EXERCISE PROMPT: In the entries below, find every line with "time" and copy it.

INPUT ROWS:

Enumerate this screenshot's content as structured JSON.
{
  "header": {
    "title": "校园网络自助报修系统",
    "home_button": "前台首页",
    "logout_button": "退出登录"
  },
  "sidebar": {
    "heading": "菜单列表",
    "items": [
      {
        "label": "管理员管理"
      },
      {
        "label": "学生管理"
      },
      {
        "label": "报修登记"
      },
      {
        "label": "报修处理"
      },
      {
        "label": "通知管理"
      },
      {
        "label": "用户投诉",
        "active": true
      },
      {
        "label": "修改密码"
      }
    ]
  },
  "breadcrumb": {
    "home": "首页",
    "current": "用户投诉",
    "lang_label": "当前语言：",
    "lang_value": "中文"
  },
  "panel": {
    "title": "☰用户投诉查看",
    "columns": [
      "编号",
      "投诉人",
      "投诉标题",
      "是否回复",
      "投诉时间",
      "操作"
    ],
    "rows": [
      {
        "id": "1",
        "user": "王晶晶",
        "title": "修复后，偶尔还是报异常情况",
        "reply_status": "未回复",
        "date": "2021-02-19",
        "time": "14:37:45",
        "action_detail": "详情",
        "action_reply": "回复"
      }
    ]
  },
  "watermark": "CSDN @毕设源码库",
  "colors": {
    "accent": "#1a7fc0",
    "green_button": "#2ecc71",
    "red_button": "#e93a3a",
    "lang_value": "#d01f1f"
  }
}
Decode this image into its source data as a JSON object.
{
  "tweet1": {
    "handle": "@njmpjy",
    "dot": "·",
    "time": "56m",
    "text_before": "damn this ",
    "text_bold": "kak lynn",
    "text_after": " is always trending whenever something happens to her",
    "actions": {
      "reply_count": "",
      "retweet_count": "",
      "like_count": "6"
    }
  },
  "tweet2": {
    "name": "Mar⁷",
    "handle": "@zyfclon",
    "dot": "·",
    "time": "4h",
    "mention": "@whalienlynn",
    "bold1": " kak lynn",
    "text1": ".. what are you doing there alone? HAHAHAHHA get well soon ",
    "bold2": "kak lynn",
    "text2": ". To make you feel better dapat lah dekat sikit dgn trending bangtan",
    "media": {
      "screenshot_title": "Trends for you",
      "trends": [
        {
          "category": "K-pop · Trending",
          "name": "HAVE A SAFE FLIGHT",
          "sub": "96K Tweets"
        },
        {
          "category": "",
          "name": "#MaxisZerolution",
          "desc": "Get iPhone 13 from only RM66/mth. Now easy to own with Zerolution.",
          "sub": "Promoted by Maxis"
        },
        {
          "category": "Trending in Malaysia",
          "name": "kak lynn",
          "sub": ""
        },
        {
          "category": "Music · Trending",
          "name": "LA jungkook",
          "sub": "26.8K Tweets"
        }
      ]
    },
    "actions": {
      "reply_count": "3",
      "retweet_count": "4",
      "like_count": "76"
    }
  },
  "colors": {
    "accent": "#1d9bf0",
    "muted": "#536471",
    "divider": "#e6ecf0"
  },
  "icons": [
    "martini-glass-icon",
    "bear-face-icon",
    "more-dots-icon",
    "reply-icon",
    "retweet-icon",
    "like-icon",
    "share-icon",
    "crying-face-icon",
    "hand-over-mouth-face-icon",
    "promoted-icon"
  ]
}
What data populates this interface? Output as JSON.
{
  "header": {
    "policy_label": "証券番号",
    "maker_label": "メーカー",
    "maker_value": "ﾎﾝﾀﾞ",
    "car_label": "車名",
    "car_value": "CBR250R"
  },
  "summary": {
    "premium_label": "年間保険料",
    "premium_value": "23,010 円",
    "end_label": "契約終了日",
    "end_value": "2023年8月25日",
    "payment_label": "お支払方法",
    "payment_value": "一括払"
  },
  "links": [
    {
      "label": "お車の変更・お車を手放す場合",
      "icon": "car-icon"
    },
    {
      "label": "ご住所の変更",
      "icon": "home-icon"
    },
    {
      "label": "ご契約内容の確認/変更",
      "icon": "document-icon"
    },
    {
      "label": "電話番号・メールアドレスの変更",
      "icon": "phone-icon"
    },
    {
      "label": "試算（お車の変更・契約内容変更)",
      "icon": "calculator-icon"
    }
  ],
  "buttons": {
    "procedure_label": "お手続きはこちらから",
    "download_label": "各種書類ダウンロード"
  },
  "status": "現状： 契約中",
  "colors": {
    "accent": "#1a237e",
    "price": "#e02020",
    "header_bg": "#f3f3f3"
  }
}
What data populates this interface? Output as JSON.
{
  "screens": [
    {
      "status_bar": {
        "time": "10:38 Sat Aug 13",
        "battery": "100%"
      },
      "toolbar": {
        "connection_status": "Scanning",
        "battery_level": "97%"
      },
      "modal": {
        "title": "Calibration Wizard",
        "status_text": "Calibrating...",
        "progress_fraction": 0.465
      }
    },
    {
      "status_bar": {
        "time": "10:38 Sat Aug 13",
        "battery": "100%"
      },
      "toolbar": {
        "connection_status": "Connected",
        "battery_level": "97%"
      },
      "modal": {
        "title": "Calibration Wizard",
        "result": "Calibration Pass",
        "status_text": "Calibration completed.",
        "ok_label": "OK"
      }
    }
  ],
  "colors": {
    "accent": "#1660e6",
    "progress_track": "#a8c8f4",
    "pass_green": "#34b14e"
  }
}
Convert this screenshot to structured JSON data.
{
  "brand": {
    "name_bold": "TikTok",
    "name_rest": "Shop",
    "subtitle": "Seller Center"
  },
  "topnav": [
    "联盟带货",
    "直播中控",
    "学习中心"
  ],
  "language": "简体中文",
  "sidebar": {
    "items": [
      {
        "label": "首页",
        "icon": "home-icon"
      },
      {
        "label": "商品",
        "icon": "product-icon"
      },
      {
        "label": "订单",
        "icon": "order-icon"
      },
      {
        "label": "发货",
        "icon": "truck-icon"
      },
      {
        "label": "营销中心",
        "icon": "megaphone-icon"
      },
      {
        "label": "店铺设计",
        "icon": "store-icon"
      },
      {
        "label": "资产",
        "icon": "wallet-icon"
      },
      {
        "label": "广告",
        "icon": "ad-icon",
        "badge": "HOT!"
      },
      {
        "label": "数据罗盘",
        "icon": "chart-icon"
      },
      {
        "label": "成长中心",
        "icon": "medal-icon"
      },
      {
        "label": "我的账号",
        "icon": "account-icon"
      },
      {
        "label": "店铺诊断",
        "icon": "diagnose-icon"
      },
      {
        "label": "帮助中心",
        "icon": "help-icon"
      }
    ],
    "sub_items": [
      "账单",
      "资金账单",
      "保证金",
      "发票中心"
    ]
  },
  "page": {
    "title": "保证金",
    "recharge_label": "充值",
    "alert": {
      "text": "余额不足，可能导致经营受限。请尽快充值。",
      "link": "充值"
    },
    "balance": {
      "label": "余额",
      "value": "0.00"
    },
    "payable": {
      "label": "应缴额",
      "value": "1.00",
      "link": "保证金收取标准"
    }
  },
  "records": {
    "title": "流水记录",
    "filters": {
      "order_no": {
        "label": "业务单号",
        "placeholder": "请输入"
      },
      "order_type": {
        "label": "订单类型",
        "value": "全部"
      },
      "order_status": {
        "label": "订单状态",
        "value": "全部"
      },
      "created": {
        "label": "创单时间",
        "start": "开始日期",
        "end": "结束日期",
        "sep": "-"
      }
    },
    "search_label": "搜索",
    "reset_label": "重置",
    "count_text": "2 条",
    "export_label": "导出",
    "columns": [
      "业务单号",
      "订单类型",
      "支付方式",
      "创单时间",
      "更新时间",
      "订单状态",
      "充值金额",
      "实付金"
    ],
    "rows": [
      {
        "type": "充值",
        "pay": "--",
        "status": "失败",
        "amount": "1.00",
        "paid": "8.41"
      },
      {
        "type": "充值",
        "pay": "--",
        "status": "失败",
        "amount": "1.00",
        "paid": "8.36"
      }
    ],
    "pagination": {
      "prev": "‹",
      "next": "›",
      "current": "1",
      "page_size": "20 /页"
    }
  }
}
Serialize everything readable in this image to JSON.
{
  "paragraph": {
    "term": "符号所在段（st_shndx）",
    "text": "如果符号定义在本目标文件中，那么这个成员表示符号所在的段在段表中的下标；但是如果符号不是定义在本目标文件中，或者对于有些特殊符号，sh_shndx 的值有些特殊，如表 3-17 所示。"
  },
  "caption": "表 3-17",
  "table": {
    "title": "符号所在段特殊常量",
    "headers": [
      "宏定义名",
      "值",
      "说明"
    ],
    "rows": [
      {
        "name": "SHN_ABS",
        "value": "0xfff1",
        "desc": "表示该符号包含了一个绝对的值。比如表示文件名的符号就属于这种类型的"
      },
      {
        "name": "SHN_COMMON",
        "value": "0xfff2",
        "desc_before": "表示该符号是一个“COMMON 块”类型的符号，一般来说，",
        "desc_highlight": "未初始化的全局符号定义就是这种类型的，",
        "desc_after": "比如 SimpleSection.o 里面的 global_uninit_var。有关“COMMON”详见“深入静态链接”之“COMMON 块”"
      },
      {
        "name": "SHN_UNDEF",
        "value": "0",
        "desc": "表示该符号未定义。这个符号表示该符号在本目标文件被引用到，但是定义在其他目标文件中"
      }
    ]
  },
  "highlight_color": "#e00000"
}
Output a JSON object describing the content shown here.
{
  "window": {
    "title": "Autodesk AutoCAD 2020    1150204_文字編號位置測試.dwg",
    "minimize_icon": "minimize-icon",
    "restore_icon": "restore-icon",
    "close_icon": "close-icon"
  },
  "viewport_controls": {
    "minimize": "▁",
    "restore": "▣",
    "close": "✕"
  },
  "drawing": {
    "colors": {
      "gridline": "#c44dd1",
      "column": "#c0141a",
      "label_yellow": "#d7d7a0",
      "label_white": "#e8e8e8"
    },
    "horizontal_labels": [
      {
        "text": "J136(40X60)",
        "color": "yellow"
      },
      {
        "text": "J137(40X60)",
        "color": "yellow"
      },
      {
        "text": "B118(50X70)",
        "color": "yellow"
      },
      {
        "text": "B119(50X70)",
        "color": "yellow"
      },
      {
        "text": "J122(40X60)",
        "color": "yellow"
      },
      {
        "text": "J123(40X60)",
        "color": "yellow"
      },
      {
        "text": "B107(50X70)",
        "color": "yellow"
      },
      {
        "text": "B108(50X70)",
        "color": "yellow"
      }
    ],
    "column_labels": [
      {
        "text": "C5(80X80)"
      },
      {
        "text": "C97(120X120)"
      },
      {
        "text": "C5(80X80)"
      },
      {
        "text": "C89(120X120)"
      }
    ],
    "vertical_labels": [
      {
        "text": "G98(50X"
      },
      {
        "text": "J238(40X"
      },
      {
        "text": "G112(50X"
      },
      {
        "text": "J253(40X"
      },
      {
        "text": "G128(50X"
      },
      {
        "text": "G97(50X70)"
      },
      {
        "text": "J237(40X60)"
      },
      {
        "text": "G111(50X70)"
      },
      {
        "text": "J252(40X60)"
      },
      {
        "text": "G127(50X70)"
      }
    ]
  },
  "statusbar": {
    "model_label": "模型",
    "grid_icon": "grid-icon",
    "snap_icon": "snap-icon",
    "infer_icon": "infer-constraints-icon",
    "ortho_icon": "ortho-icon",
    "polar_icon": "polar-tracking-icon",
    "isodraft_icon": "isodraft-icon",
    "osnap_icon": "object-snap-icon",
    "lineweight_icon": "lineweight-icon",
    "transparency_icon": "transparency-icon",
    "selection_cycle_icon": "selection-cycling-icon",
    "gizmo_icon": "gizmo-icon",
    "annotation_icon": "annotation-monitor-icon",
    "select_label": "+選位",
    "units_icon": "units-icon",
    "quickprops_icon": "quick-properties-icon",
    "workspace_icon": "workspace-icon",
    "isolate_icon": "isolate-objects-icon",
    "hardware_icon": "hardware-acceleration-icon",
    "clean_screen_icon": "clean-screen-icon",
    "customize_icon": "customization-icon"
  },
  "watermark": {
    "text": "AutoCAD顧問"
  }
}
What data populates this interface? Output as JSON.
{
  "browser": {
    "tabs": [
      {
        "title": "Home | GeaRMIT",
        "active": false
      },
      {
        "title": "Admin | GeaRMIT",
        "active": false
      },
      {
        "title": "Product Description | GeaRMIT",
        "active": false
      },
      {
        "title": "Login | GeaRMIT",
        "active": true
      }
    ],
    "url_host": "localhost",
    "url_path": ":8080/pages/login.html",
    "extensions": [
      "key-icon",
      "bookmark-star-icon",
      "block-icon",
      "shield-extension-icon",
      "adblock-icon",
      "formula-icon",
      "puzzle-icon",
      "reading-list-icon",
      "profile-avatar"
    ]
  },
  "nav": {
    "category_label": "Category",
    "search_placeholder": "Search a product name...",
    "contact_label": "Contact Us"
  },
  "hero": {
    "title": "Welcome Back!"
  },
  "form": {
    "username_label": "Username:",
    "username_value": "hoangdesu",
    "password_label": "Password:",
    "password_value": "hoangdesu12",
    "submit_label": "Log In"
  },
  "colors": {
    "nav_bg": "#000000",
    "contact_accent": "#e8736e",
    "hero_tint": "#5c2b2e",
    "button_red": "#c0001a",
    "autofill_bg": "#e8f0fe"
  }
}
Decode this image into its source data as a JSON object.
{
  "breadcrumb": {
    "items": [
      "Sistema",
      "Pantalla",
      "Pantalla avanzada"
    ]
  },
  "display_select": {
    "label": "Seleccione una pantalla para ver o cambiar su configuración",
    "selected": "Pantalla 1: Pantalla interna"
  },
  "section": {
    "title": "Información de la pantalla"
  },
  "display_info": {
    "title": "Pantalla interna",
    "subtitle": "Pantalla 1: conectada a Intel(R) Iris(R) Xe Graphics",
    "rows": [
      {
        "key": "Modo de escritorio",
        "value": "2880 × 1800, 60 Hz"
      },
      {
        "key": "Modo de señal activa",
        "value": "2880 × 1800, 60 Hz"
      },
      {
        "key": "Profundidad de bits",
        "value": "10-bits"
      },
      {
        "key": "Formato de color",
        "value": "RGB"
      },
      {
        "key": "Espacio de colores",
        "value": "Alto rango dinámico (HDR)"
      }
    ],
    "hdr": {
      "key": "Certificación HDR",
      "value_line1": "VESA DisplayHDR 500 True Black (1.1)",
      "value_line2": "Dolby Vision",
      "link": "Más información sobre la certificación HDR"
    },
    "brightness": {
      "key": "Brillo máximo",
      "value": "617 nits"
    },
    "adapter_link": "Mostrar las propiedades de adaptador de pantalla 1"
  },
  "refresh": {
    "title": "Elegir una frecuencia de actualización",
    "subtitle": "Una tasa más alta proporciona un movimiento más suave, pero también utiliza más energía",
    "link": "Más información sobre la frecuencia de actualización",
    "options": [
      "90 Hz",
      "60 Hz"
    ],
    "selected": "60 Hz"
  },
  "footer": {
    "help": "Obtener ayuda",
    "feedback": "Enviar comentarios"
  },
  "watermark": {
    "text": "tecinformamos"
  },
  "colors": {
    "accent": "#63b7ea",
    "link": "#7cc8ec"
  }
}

TASK ANSWER:
        "time": "14:37:45",
    "time": "56m",
    "time": "4h",
        "time": "10:38 Sat Aug 13",
        "time": "10:38 Sat Aug 13",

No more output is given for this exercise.